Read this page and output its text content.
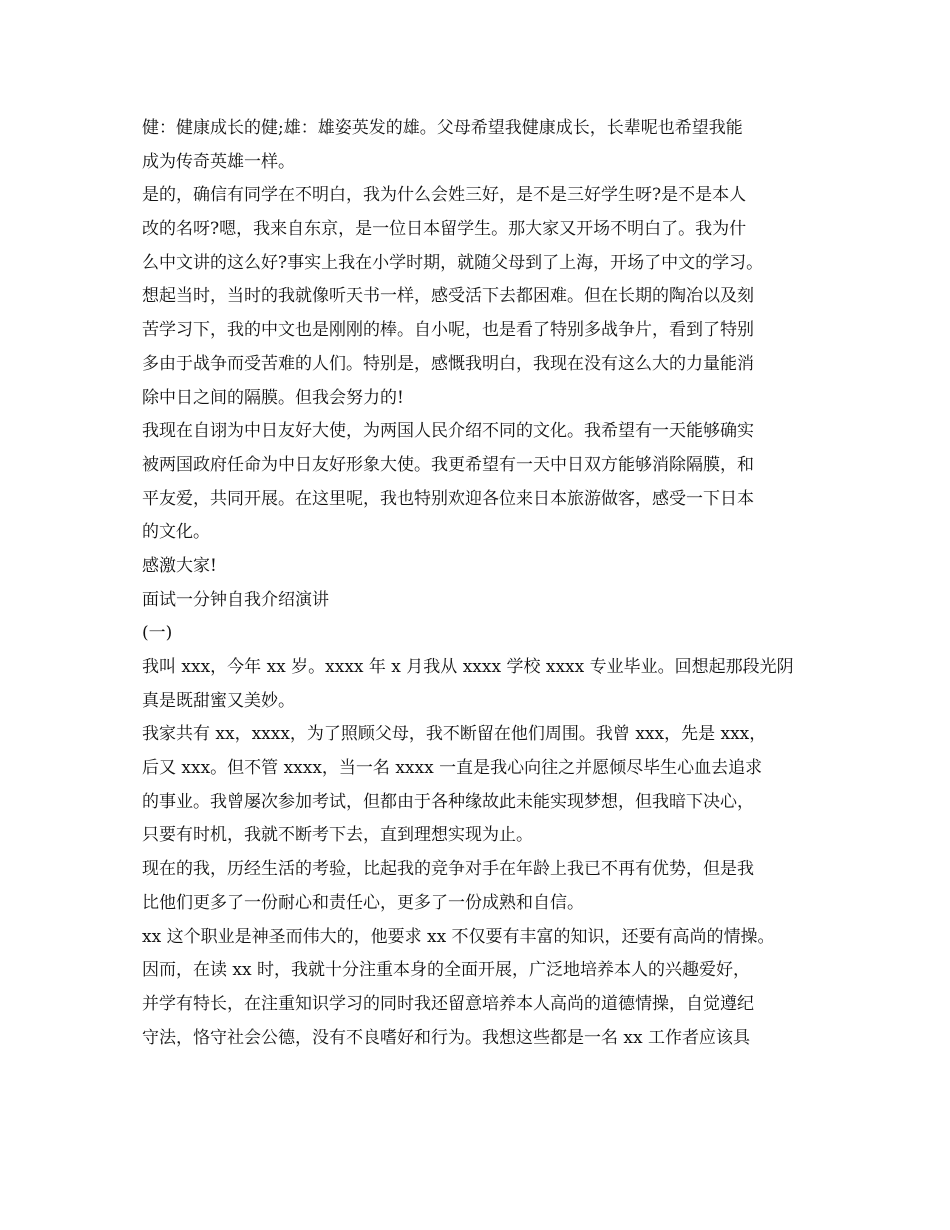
健：健康成长的健;雄：雄姿英发的雄。父母希望我健康成长，长辈呢也希望我能

成为传奇英雄一样。

是的，确信有同学在不明白，我为什么会姓三好，是不是三好学生呀?是不是本人

改的名呀?嗯，我来自东京，是一位日本留学生。那大家又开场不明白了。我为什

么中文讲的这么好?事实上我在小学时期，就随父母到了上海，开场了中文的学习。

想起当时，当时的我就像听天书一样，感受活下去都困难。但在长期的陶冶以及刻

苦学习下，我的中文也是刚刚的棒。自小呢，也是看了特别多战争片，看到了特别

多由于战争而受苦难的人们。特别是，感慨我明白，我现在没有这么大的力量能消

除中日之间的隔膜。但我会努力的!

我现在自诩为中日友好大使，为两国人民介绍不同的文化。我希望有一天能够确实

被两国政府任命为中日友好形象大使。我更希望有一天中日双方能够消除隔膜，和

平友爱，共同开展。在这里呢，我也特别欢迎各位来日本旅游做客，感受一下日本

的文化。

感激大家!

面试一分钟自我介绍演讲

(一)

我叫 xxx，今年 xx 岁。xxxx 年 x 月我从 xxxx 学校 xxxx 专业毕业。回想起那段光阴

真是既甜蜜又美妙。

我家共有 xx，xxxx，为了照顾父母，我不断留在他们周围。我曾 xxx，先是 xxx，

后又 xxx。但不管 xxxx，当一名 xxxx 一直是我心向往之并愿倾尽毕生心血去追求

的事业。我曾屡次参加考试，但都由于各种缘故此未能实现梦想，但我暗下决心，

只要有时机，我就不断考下去，直到理想实现为止。

现在的我，历经生活的考验，比起我的竞争对手在年龄上我已不再有优势，但是我

比他们更多了一份耐心和责任心，更多了一份成熟和自信。

xx 这个职业是神圣而伟大的，他要求 xx 不仅要有丰富的知识，还要有高尚的情操。

因而，在读 xx 时，我就十分注重本身的全面开展，广泛地培养本人的兴趣爱好，

并学有特长，在注重知识学习的同时我还留意培养本人高尚的道德情操，自觉遵纪

守法，恪守社会公德，没有不良嗜好和行为。我想这些都是一名 xx 工作者应该具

**GOAL:**
Write out the full listing verbatim, excluding its pictures.

**THE OUTPUT:**
Read this page and output its text content.
健：健康成长的健;雄：雄姿英发的雄。父母希望我健康成长，长辈呢也希望我能

成为传奇英雄一样。

是的，确信有同学在不明白，我为什么会姓三好，是不是三好学生呀?是不是本人

改的名呀?嗯，我来自东京，是一位日本留学生。那大家又开场不明白了。我为什

么中文讲的这么好?事实上我在小学时期，就随父母到了上海，开场了中文的学习。

想起当时，当时的我就像听天书一样，感受活下去都困难。但在长期的陶冶以及刻

苦学习下，我的中文也是刚刚的棒。自小呢，也是看了特别多战争片，看到了特别

多由于战争而受苦难的人们。特别是，感慨我明白，我现在没有这么大的力量能消

除中日之间的隔膜。但我会努力的!

我现在自诩为中日友好大使，为两国人民介绍不同的文化。我希望有一天能够确实

被两国政府任命为中日友好形象大使。我更希望有一天中日双方能够消除隔膜，和

平友爱，共同开展。在这里呢，我也特别欢迎各位来日本旅游做客，感受一下日本

的文化。

感激大家!

面试一分钟自我介绍演讲

(一)

我叫 xxx，今年 xx 岁。xxxx 年 x 月我从 xxxx 学校 xxxx 专业毕业。回想起那段光阴

真是既甜蜜又美妙。

我家共有 xx，xxxx，为了照顾父母，我不断留在他们周围。我曾 xxx，先是 xxx，

后又 xxx。但不管 xxxx，当一名 xxxx 一直是我心向往之并愿倾尽毕生心血去追求

的事业。我曾屡次参加考试，但都由于各种缘故此未能实现梦想，但我暗下决心，

只要有时机，我就不断考下去，直到理想实现为止。

现在的我，历经生活的考验，比起我的竞争对手在年龄上我已不再有优势，但是我

比他们更多了一份耐心和责任心，更多了一份成熟和自信。

xx 这个职业是神圣而伟大的，他要求 xx 不仅要有丰富的知识，还要有高尚的情操。

因而，在读 xx 时，我就十分注重本身的全面开展，广泛地培养本人的兴趣爱好，

并学有特长，在注重知识学习的同时我还留意培养本人高尚的道德情操，自觉遵纪

守法，恪守社会公德，没有不良嗜好和行为。我想这些都是一名 xx 工作者应该具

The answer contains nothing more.